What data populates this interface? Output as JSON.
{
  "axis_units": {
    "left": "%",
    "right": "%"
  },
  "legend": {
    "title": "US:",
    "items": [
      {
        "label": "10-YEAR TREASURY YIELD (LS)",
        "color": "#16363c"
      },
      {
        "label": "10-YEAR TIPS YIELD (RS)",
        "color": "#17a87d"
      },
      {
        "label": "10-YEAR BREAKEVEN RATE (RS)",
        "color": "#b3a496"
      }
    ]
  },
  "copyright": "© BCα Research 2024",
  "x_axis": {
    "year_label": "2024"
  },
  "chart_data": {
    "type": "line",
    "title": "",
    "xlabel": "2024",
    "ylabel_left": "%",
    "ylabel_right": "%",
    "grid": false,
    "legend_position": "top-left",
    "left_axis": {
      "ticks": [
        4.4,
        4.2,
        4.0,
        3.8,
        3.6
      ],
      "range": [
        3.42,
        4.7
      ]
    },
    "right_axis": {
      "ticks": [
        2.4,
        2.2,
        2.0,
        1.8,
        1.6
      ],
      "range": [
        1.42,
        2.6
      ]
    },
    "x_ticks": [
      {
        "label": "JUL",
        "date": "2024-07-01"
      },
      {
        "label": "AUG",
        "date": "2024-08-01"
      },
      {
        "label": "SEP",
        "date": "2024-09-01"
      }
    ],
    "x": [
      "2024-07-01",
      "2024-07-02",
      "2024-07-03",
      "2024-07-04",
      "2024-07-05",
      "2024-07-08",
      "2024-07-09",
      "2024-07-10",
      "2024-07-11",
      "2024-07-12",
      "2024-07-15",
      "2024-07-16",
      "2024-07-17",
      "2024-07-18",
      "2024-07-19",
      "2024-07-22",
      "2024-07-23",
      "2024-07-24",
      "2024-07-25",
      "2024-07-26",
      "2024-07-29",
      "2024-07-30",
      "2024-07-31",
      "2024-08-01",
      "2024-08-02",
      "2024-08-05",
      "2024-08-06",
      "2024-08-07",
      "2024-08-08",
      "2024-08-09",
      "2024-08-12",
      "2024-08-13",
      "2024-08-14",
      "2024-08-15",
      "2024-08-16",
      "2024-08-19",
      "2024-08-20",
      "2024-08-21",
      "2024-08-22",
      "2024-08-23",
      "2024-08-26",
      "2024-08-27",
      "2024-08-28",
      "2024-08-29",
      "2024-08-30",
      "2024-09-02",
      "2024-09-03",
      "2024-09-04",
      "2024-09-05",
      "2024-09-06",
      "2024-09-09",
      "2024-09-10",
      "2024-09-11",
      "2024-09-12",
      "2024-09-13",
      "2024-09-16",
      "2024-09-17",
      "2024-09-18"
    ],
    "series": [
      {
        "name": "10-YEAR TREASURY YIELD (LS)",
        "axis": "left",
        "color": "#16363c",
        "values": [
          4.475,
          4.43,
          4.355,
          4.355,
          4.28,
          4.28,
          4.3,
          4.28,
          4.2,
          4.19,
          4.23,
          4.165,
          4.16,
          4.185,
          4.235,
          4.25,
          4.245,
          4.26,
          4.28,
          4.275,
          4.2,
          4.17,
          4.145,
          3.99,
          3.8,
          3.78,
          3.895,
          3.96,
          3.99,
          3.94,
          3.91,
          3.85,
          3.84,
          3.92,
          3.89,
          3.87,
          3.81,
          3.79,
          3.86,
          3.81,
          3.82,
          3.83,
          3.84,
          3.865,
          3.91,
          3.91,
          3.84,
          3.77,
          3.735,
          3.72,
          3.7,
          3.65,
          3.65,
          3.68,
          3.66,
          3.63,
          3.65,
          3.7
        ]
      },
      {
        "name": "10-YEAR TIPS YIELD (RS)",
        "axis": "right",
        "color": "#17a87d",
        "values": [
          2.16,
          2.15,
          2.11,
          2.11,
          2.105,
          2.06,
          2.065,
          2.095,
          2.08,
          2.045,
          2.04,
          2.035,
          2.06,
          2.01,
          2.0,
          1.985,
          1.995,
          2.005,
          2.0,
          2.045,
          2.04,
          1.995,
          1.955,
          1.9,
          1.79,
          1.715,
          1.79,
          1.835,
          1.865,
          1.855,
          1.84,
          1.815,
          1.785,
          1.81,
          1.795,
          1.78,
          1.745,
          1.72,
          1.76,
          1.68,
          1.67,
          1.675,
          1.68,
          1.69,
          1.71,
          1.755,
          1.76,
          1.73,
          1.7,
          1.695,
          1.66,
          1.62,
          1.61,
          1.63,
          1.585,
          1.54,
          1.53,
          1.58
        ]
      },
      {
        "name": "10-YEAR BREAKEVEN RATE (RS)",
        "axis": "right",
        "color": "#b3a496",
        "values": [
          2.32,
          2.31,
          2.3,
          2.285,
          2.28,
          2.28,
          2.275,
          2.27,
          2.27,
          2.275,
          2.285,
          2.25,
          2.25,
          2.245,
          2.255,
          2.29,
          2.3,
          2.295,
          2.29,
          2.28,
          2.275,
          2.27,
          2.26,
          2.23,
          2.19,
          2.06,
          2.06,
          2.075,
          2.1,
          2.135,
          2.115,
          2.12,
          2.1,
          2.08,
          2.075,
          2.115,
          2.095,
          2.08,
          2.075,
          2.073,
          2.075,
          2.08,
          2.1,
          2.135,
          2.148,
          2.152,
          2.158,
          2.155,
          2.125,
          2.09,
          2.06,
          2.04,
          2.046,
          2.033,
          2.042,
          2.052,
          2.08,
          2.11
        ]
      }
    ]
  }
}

##############################

Exercise instructions:
List every line above that contains the word "BREAKEVEN".

Response to the task:
        "label": "10-YEAR BREAKEVEN RATE (RS)",
        "name": "10-YEAR BREAKEVEN RATE (RS)",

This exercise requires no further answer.